**REQUIRED TASK A**
Please swap "bounding box" for "enclosing box" in the stretch of rows from the first one through the row containing "square-d4[interactable] bbox=[197, 248, 259, 290]", and write out those rows with nothing else changed.

***** TEXT SEGMENT *****

# how do u use usenetserver.com?



## iza (Mar 15, 2007)

i'm stoopid!!! how do you use usenet?


----------



## thegame07 (Mar 15, 2007)

you have to pay a fee. However theres free programes out there that let you use newsgroups. i Can help if you wish.


----------



## tbkonwso (Mar 15, 2007)

QUOTE(thegame07 @ Mar 15 2007 said:


> you have to pay a fee. However theres free programes out there that let you use newsgroups. i Can help if you wish.




my friend told me that he no longer uses bit torrent to download anymorte bur news group...i didnt really get it. so can i use free programs to go on usenet to downmload stuff?


----------



## H8TR (Mar 15, 2007)

I'm pretty sure you have to use a program like Newsleecher or Grab It


----------



## thegame07 (Mar 15, 2007)

*****

**REQUIRED TASK B**
Reproduce the stretch of the usenet thread from "## tbkonwso (Mar" through "to downmload stuff?" word for word.

***** SOURCE RECORDS *****

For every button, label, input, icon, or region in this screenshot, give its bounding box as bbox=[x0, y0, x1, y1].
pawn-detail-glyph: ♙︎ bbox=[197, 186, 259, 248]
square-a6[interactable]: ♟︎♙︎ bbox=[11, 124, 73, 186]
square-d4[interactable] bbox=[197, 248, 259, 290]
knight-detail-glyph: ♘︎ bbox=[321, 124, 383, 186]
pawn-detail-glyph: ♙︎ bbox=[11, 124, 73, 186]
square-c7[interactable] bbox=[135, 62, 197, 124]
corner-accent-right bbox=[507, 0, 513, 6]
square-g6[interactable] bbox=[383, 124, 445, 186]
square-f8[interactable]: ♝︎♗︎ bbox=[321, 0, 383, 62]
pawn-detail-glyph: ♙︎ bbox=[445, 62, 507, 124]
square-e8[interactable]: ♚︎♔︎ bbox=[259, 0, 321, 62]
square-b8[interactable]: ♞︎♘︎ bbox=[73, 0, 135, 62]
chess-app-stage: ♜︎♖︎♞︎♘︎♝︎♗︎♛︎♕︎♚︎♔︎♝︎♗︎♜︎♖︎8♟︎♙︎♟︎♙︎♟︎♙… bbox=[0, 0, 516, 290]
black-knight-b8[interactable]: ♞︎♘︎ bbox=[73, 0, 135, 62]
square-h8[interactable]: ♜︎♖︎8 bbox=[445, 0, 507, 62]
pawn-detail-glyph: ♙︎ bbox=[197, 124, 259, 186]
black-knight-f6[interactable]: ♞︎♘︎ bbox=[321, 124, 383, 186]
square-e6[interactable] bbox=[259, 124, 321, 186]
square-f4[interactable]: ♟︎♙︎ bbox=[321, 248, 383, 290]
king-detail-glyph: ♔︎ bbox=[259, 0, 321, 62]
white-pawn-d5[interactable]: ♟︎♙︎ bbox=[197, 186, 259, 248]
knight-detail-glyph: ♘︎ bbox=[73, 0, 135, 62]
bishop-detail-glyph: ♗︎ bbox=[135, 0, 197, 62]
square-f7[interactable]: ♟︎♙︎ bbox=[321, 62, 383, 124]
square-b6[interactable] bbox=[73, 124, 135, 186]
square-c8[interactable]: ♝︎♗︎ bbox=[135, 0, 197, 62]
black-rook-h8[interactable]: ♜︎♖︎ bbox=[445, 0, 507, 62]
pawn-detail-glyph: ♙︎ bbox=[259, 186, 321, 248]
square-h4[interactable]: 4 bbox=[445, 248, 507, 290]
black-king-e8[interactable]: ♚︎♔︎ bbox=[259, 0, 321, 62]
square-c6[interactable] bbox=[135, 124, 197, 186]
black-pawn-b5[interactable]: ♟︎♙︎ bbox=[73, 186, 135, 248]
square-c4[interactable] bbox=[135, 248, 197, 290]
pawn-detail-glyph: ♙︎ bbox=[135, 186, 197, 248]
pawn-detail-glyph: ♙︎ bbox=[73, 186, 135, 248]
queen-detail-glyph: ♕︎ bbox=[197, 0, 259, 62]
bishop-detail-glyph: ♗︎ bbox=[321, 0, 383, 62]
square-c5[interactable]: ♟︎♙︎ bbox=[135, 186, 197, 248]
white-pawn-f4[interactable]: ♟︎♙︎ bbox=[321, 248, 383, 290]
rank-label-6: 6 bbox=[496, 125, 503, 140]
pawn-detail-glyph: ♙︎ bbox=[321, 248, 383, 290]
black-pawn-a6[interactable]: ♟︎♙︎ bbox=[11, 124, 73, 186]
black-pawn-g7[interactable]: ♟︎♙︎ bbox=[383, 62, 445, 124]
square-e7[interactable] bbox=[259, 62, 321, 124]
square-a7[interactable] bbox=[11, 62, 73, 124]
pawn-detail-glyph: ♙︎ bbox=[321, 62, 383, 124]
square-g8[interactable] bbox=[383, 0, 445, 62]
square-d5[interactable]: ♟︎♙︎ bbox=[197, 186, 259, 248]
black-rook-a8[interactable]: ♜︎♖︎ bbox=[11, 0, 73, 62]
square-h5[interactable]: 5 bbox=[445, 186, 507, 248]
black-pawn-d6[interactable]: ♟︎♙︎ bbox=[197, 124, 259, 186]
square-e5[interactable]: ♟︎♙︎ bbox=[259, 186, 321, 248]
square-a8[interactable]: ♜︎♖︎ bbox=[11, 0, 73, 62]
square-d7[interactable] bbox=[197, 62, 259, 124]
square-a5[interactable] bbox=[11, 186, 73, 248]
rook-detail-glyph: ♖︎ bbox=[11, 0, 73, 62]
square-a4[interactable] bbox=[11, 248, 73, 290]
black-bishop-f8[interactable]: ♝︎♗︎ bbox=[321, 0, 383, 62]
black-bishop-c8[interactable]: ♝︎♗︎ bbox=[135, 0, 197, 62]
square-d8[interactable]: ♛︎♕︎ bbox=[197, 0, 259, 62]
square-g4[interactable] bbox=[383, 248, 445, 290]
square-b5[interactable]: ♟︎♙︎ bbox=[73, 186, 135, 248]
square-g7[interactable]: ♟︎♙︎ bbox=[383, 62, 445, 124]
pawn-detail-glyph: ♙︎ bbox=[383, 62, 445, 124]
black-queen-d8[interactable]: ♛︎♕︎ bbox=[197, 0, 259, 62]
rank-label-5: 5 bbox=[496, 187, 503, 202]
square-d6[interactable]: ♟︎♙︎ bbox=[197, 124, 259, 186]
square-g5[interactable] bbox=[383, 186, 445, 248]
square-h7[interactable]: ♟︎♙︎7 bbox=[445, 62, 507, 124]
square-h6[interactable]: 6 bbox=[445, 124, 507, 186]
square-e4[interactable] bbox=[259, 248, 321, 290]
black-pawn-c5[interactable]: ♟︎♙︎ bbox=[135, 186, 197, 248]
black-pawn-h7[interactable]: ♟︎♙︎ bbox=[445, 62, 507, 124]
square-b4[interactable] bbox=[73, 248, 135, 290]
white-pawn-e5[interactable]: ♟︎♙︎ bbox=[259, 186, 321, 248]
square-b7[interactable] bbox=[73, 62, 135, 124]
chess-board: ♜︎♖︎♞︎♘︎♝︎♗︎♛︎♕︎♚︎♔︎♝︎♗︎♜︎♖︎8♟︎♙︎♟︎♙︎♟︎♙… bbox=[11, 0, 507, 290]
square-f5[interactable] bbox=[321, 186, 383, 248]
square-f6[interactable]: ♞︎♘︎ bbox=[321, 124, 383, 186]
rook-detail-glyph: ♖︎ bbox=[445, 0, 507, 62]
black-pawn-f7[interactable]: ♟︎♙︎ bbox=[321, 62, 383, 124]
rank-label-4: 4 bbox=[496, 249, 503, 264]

*****

**ANSWER A**
For every button, label, input, icon, or region in this screenshot, give its enclosing box as bbox=[x0, y0, x1, y1].
pawn-detail-glyph: ♙︎ bbox=[197, 186, 259, 248]
square-a6[interactable]: ♟︎♙︎ bbox=[11, 124, 73, 186]
square-d4[interactable] bbox=[197, 248, 259, 290]

**ANSWER B**
## tbkonwso (Mar 15, 2007)

QUOTE(thegame07 @ Mar 15 2007 said:


> you have to pay a fee. However theres free programes out there that let you use newsgroups. i Can help if you wish.




my friend told me that he no longer uses bit torrent to download anymorte bur news group...i didnt really get it. so can i use free programs to go on usenet to downmload stuff?